**The problem**
Look below. Copy each line that has "TIPS" in it.
>> START
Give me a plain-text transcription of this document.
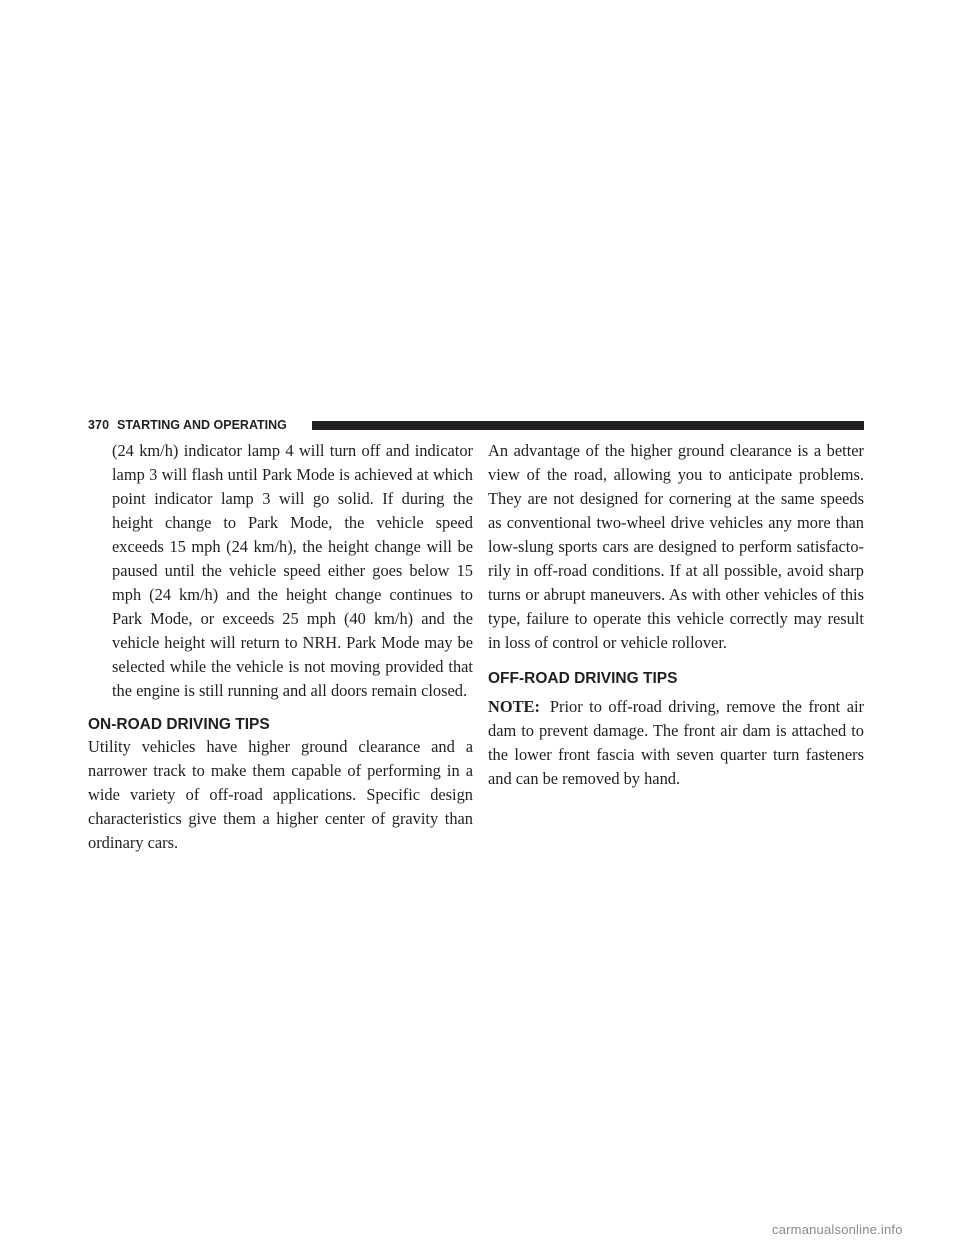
370 STARTING AND OPERATING

(24 km/h) indicator lamp 4 will turn off and indicator lamp 3 will flash until Park Mode is achieved at which point indicator lamp 3 will go solid. If during the height change to Park Mode, the vehicle speed exceeds 15 mph (24 km/h), the height change will be paused until the vehicle speed either goes below 15 mph (24 km/h) and the height change continues to Park Mode, or exceeds 25 mph (40 km/h) and the vehicle height will return to NRH. Park Mode may be selected while the vehicle is not moving provided that the engine is still running and all doors remain closed.

ON-ROAD DRIVING TIPS

Utility vehicles have higher ground clearance and a narrower track to make them capable of performing in a wide variety of off-road applications. Specific design characteristics give them a higher center of gravity than ordinary cars.

An advantage of the higher ground clearance is a better view of the road, allowing you to anticipate problems. They are not designed for cornering at the same speeds as conventional two-wheel drive vehicles any more than low-slung sports cars are designed to perform satisfacto-rily in off-road conditions. If at all possible, avoid sharp turns or abrupt maneuvers. As with other vehicles of this type, failure to operate this vehicle correctly may result in loss of control or vehicle rollover.

OFF-ROAD DRIVING TIPS

NOTE: Prior to off-road driving, remove the front air dam to prevent damage. The front air dam is attached to the lower front fascia with seven quarter turn fasteners and can be removed by hand.

carmanualsonline.info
>> END
**Exercise solution**
ON-ROAD DRIVING TIPS
OFF-ROAD DRIVING TIPS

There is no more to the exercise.